-- start --

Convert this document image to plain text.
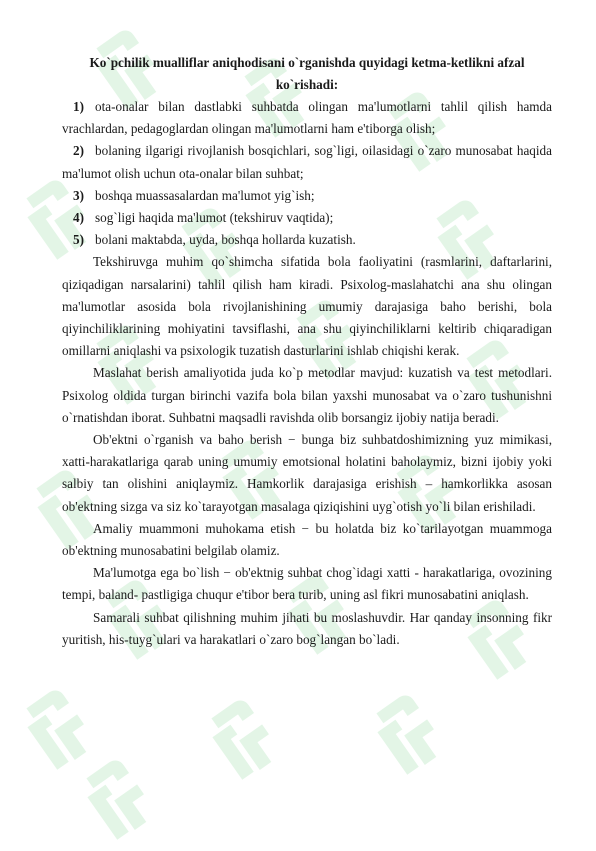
Ko`pchilik mualliflar aniqhodisani o`rganishda quyidagi ketma-ketlikni afzal
ko`rishadi:

1) ota-onalar bilan dastlabki suhbatda olingan ma'lumotlarni tahlil qilish hamda vrachlardan, pedagoglardan olingan ma'lumotlarni ham e'tiborga olish;

2) bolaning ilgarigi rivojlanish bosqichlari, sog`ligi, oilasidagi o`zaro munosabat haqida ma'lumot olish uchun ota-onalar bilan suhbat;

3) boshqa muassasalardan ma'lumot yig`ish;

4) sog`ligi haqida ma'lumot (tekshiruv vaqtida);

5) bolani maktabda, uyda, boshqa hollarda kuzatish.

Tekshiruvga muhim qo`shimcha sifatida bola faoliyatini (rasmlarini, daftarlarini, qiziqadigan narsalarini) tahlil qilish ham kiradi. Psixolog-maslahatchi ana shu olingan ma'lumotlar asosida bola rivojlanishining umumiy darajasiga baho berishi, bola qiyinchiliklarining mohiyatini tavsiflashi, ana shu qiyinchiliklarni keltirib chiqaradigan omillarni aniqlashi va psixologik tuzatish dasturlarini ishlab chiqishi kerak.

Maslahat berish amaliyotida juda ko`p metodlar mavjud: kuzatish va test metodlari. Psixolog oldida turgan birinchi vazifa bola bilan yaxshi munosabat va o`zaro tushunishni o`rnatishdan iborat. Suhbatni maqsadli ravishda olib borsangiz ijobiy natija beradi.

Ob'ektni o`rganish va baho berish − bunga biz suhbatdoshimizning yuz mimikasi, xatti-harakatlariga qarab uning umumiy emotsional holatini baholaymiz, bizni ijobiy yoki salbiy tan olishini aniqlaymiz. Hamkorlik darajasiga erishish – hamkorlikka asosan ob'ektning sizga va siz ko`tarayotgan masalaga qiziqishini uyg`otish yo`li bilan erishiladi.

Amaliy muammoni muhokama etish − bu holatda biz ko`tarilayotgan muammoga ob'ektning munosabatini belgilab olamiz.

Ma'lumotga ega bo`lish − ob'ektnig suhbat chog`idagi xatti - harakatlariga, ovozining tempi, baland- pastligiga chuqur e'tibor bera turib, uning asl fikri munosabatini aniqlash.

Samarali suhbat qilishning muhim jihati bu moslashuvdir. Har qanday insonning fikr yuritish, his-tuyg`ulari va harakatlari o`zaro bog`langan bo`ladi.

-- end --

Problem details.
Go through the material above and print all of it exactly, except the pictures.

Reply to the exercise.
Convert this document image to plain text.
Ko`pchilik mualliflar aniqhodisani o`rganishda quyidagi ketma-ketlikni afzal
ko`rishadi:

1) ota-onalar bilan dastlabki suhbatda olingan ma'lumotlarni tahlil qilish hamda vrachlardan, pedagoglardan olingan ma'lumotlarni ham e'tiborga olish;

2) bolaning ilgarigi rivojlanish bosqichlari, sog`ligi, oilasidagi o`zaro munosabat haqida ma'lumot olish uchun ota-onalar bilan suhbat;

3) boshqa muassasalardan ma'lumot yig`ish;

4) sog`ligi haqida ma'lumot (tekshiruv vaqtida);

5) bolani maktabda, uyda, boshqa hollarda kuzatish.

Tekshiruvga muhim qo`shimcha sifatida bola faoliyatini (rasmlarini, daftarlarini, qiziqadigan narsalarini) tahlil qilish ham kiradi. Psixolog-maslahatchi ana shu olingan ma'lumotlar asosida bola rivojlanishining umumiy darajasiga baho berishi, bola qiyinchiliklarining mohiyatini tavsiflashi, ana shu qiyinchiliklarni keltirib chiqaradigan omillarni aniqlashi va psixologik tuzatish dasturlarini ishlab chiqishi kerak.

Maslahat berish amaliyotida juda ko`p metodlar mavjud: kuzatish va test metodlari. Psixolog oldida turgan birinchi vazifa bola bilan yaxshi munosabat va o`zaro tushunishni o`rnatishdan iborat. Suhbatni maqsadli ravishda olib borsangiz ijobiy natija beradi.

Ob'ektni o`rganish va baho berish − bunga biz suhbatdoshimizning yuz mimikasi, xatti-harakatlariga qarab uning umumiy emotsional holatini baholaymiz, bizni ijobiy yoki salbiy tan olishini aniqlaymiz. Hamkorlik darajasiga erishish – hamkorlikka asosan ob'ektning sizga va siz ko`tarayotgan masalaga qiziqishini uyg`otish yo`li bilan erishiladi.

Amaliy muammoni muhokama etish − bu holatda biz ko`tarilayotgan muammoga ob'ektning munosabatini belgilab olamiz.

Ma'lumotga ega bo`lish − ob'ektnig suhbat chog`idagi xatti - harakatlariga, ovozining tempi, baland- pastligiga chuqur e'tibor bera turib, uning asl fikri munosabatini aniqlash.

Samarali suhbat qilishning muhim jihati bu moslashuvdir. Har qanday insonning fikr yuritish, his-tuyg`ulari va harakatlari o`zaro bog`langan bo`ladi.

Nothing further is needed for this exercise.